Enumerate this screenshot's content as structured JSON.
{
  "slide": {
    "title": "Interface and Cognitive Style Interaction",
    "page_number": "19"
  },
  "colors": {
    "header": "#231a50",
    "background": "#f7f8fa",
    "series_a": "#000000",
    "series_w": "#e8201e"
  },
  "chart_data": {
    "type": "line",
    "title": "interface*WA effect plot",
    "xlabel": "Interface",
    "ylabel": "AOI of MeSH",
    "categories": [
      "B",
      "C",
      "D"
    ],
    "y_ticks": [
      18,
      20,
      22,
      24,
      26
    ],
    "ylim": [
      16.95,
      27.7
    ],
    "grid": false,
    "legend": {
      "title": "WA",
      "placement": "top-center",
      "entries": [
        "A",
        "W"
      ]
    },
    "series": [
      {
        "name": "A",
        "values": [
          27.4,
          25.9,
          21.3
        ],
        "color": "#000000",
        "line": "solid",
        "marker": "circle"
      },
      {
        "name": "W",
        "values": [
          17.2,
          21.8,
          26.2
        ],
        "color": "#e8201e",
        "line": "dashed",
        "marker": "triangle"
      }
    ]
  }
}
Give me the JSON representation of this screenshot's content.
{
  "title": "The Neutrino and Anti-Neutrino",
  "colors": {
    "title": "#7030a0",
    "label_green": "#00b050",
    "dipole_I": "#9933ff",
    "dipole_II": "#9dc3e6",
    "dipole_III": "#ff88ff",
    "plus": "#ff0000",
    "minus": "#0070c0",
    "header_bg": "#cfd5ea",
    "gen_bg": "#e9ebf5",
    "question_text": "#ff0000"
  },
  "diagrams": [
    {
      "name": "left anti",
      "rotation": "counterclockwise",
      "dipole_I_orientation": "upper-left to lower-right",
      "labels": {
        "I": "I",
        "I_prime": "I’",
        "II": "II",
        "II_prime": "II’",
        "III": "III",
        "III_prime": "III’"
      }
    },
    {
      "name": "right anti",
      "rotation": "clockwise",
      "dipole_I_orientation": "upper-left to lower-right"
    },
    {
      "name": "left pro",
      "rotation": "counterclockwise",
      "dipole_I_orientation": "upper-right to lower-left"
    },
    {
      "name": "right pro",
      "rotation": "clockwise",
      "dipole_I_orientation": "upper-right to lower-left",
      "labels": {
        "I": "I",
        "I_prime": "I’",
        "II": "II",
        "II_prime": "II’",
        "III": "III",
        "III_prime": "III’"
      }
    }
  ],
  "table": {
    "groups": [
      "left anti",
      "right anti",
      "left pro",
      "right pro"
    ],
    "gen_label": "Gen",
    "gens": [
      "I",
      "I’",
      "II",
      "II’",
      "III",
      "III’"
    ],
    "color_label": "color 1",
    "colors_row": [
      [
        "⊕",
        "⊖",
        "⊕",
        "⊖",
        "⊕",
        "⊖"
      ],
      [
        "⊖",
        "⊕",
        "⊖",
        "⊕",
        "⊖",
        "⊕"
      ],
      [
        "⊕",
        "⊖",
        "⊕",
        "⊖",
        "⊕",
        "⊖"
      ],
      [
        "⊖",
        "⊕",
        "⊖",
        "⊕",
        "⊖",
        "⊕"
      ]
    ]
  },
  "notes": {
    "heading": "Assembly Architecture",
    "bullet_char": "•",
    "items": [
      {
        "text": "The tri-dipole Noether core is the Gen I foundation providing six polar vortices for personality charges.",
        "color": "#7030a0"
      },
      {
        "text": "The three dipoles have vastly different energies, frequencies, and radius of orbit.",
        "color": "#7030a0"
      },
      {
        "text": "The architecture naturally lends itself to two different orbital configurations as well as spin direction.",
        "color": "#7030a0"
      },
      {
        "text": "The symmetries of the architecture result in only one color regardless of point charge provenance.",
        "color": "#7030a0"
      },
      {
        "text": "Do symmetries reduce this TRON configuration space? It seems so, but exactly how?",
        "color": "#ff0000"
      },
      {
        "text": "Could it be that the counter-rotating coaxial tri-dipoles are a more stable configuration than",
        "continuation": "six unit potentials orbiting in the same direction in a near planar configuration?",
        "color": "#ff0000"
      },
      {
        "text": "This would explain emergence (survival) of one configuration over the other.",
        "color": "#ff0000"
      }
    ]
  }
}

------------------------

#### GIVEN TASK:
From the listing above, extract all records word for word.

#### SOLUTION TO THIS PROBLEM:
Enumerate this screenshot's content as structured JSON.
{
  "slide": {
    "title": "Interface and Cognitive Style Interaction",
    "page_number": "19"
  },
  "colors": {
    "header": "#231a50",
    "background": "#f7f8fa",
    "series_a": "#000000",
    "series_w": "#e8201e"
  },
  "chart_data": {
    "type": "line",
    "title": "interface*WA effect plot",
    "xlabel": "Interface",
    "ylabel": "AOI of MeSH",
    "categories": [
      "B",
      "C",
      "D"
    ],
    "y_ticks": [
      18,
      20,
      22,
      24,
      26
    ],
    "ylim": [
      16.95,
      27.7
    ],
    "grid": false,
    "legend": {
      "title": "WA",
      "placement": "top-center",
      "entries": [
        "A",
        "W"
      ]
    },
    "series": [
      {
        "name": "A",
        "values": [
          27.4,
          25.9,
          21.3
        ],
        "color": "#000000",
        "line": "solid",
        "marker": "circle"
      },
      {
        "name": "W",
        "values": [
          17.2,
          21.8,
          26.2
        ],
        "color": "#e8201e",
        "line": "dashed",
        "marker": "triangle"
      }
    ]
  }
}
Give me the JSON representation of this screenshot's content.
{
  "title": "The Neutrino and Anti-Neutrino",
  "colors": {
    "title": "#7030a0",
    "label_green": "#00b050",
    "dipole_I": "#9933ff",
    "dipole_II": "#9dc3e6",
    "dipole_III": "#ff88ff",
    "plus": "#ff0000",
    "minus": "#0070c0",
    "header_bg": "#cfd5ea",
    "gen_bg": "#e9ebf5",
    "question_text": "#ff0000"
  },
  "diagrams": [
    {
      "name": "left anti",
      "rotation": "counterclockwise",
      "dipole_I_orientation": "upper-left to lower-right",
      "labels": {
        "I": "I",
        "I_prime": "I’",
        "II": "II",
        "II_prime": "II’",
        "III": "III",
        "III_prime": "III’"
      }
    },
    {
      "name": "right anti",
      "rotation": "clockwise",
      "dipole_I_orientation": "upper-left to lower-right"
    },
    {
      "name": "left pro",
      "rotation": "counterclockwise",
      "dipole_I_orientation": "upper-right to lower-left"
    },
    {
      "name": "right pro",
      "rotation": "clockwise",
      "dipole_I_orientation": "upper-right to lower-left",
      "labels": {
        "I": "I",
        "I_prime": "I’",
        "II": "II",
        "II_prime": "II’",
        "III": "III",
        "III_prime": "III’"
      }
    }
  ],
  "table": {
    "groups": [
      "left anti",
      "right anti",
      "left pro",
      "right pro"
    ],
    "gen_label": "Gen",
    "gens": [
      "I",
      "I’",
      "II",
      "II’",
      "III",
      "III’"
    ],
    "color_label": "color 1",
    "colors_row": [
      [
        "⊕",
        "⊖",
        "⊕",
        "⊖",
        "⊕",
        "⊖"
      ],
      [
        "⊖",
        "⊕",
        "⊖",
        "⊕",
        "⊖",
        "⊕"
      ],
      [
        "⊕",
        "⊖",
        "⊕",
        "⊖",
        "⊕",
        "⊖"
      ],
      [
        "⊖",
        "⊕",
        "⊖",
        "⊕",
        "⊖",
        "⊕"
      ]
    ]
  },
  "notes": {
    "heading": "Assembly Architecture",
    "bullet_char": "•",
    "items": [
      {
        "text": "The tri-dipole Noether core is the Gen I foundation providing six polar vortices for personality charges.",
        "color": "#7030a0"
      },
      {
        "text": "The three dipoles have vastly different energies, frequencies, and radius of orbit.",
        "color": "#7030a0"
      },
      {
        "text": "The architecture naturally lends itself to two different orbital configurations as well as spin direction.",
        "color": "#7030a0"
      },
      {
        "text": "The symmetries of the architecture result in only one color regardless of point charge provenance.",
        "color": "#7030a0"
      },
      {
        "text": "Do symmetries reduce this TRON configuration space? It seems so, but exactly how?",
        "color": "#ff0000"
      },
      {
        "text": "Could it be that the counter-rotating coaxial tri-dipoles are a more stable configuration than",
        "continuation": "six unit potentials orbiting in the same direction in a near planar configuration?",
        "color": "#ff0000"
      },
      {
        "text": "This would explain emergence (survival) of one configuration over the other.",
        "color": "#ff0000"
      }
    ]
  }
}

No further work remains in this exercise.